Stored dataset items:
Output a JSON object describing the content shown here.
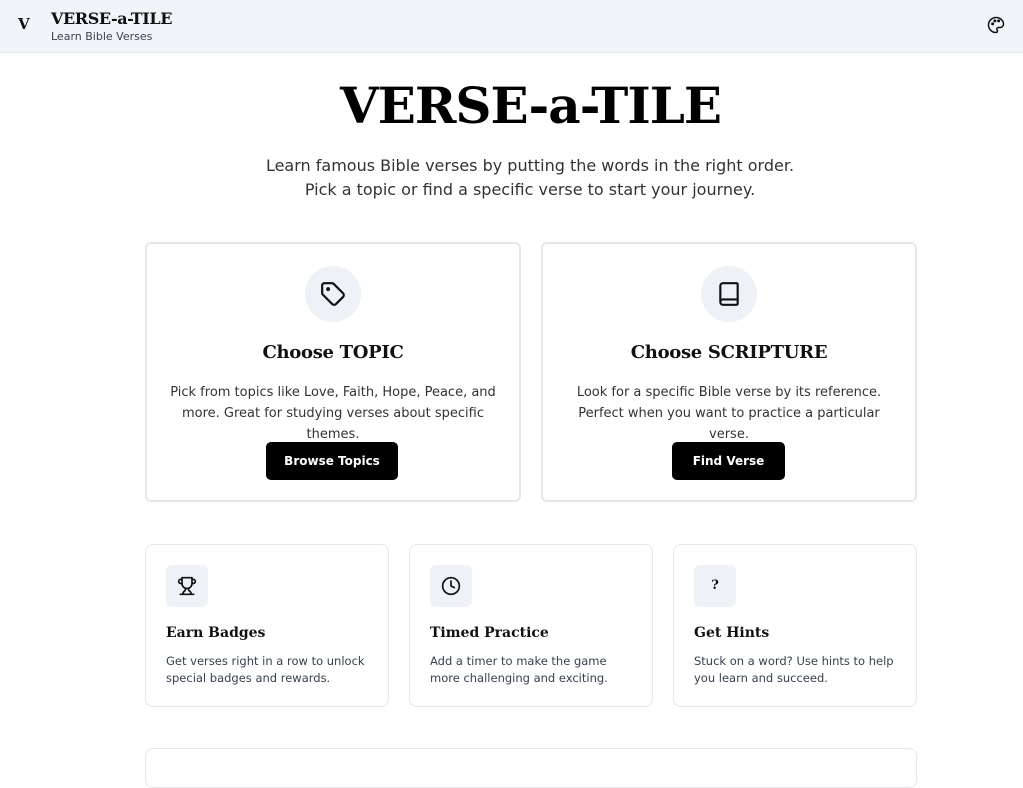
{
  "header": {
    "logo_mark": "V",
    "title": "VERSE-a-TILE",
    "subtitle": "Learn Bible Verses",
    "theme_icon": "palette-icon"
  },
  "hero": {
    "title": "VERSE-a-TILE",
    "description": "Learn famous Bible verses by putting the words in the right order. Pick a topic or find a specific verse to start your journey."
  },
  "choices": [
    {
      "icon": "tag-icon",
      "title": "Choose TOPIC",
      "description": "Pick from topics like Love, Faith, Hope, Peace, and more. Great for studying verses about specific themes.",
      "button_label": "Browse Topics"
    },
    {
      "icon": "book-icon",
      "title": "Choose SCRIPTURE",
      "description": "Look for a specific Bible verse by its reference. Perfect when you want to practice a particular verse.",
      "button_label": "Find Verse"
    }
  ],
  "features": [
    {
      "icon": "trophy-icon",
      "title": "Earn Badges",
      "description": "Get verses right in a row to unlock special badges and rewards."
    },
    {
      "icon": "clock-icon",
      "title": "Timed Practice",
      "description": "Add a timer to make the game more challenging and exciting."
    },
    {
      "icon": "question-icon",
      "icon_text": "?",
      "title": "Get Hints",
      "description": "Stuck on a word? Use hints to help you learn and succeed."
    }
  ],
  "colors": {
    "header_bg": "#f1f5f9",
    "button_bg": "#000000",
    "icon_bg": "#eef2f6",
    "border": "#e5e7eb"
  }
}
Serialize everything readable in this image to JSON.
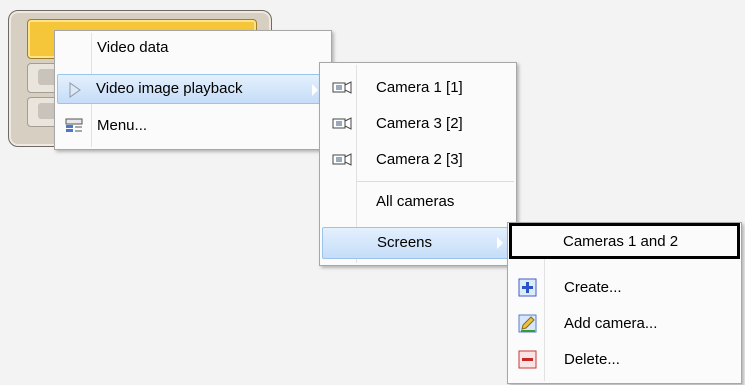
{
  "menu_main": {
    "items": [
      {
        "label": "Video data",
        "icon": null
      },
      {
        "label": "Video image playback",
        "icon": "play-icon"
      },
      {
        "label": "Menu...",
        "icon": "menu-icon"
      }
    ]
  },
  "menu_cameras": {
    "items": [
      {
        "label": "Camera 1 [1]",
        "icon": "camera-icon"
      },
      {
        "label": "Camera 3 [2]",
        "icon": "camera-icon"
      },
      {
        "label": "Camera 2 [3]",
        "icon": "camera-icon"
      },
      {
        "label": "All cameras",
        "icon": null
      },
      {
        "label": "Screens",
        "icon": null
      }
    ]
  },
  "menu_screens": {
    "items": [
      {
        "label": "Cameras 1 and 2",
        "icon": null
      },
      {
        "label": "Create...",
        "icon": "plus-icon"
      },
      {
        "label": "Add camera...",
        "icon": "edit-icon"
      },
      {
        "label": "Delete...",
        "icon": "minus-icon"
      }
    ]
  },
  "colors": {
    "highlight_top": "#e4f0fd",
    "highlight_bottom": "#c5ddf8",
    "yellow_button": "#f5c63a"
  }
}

▶ **The exercise**: Every entry must be reproduced exactly, with the images left out.

▶ **Output**:
Output a JSON object describing the content shown here.
{
  "header": {
    "logo_mark": "V",
    "title": "VERSE-a-TILE",
    "subtitle": "Learn Bible Verses",
    "theme_icon": "palette-icon"
  },
  "hero": {
    "title": "VERSE-a-TILE",
    "description": "Learn famous Bible verses by putting the words in the right order. Pick a topic or find a specific verse to start your journey."
  },
  "choices": [
    {
      "icon": "tag-icon",
      "title": "Choose TOPIC",
      "description": "Pick from topics like Love, Faith, Hope, Peace, and more. Great for studying verses about specific themes.",
      "button_label": "Browse Topics"
    },
    {
      "icon": "book-icon",
      "title": "Choose SCRIPTURE",
      "description": "Look for a specific Bible verse by its reference. Perfect when you want to practice a particular verse.",
      "button_label": "Find Verse"
    }
  ],
  "features": [
    {
      "icon": "trophy-icon",
      "title": "Earn Badges",
      "description": "Get verses right in a row to unlock special badges and rewards."
    },
    {
      "icon": "clock-icon",
      "title": "Timed Practice",
      "description": "Add a timer to make the game more challenging and exciting."
    },
    {
      "icon": "question-icon",
      "icon_text": "?",
      "title": "Get Hints",
      "description": "Stuck on a word? Use hints to help you learn and succeed."
    }
  ],
  "colors": {
    "header_bg": "#f1f5f9",
    "button_bg": "#000000",
    "icon_bg": "#eef2f6",
    "border": "#e5e7eb"
  }
}
Serialize everything readable in this image to JSON.
{
  "menu_main": {
    "items": [
      {
        "label": "Video data",
        "icon": null
      },
      {
        "label": "Video image playback",
        "icon": "play-icon"
      },
      {
        "label": "Menu...",
        "icon": "menu-icon"
      }
    ]
  },
  "menu_cameras": {
    "items": [
      {
        "label": "Camera 1 [1]",
        "icon": "camera-icon"
      },
      {
        "label": "Camera 3 [2]",
        "icon": "camera-icon"
      },
      {
        "label": "Camera 2 [3]",
        "icon": "camera-icon"
      },
      {
        "label": "All cameras",
        "icon": null
      },
      {
        "label": "Screens",
        "icon": null
      }
    ]
  },
  "menu_screens": {
    "items": [
      {
        "label": "Cameras 1 and 2",
        "icon": null
      },
      {
        "label": "Create...",
        "icon": "plus-icon"
      },
      {
        "label": "Add camera...",
        "icon": "edit-icon"
      },
      {
        "label": "Delete...",
        "icon": "minus-icon"
      }
    ]
  },
  "colors": {
    "highlight_top": "#e4f0fd",
    "highlight_bottom": "#c5ddf8",
    "yellow_button": "#f5c63a"
  }
}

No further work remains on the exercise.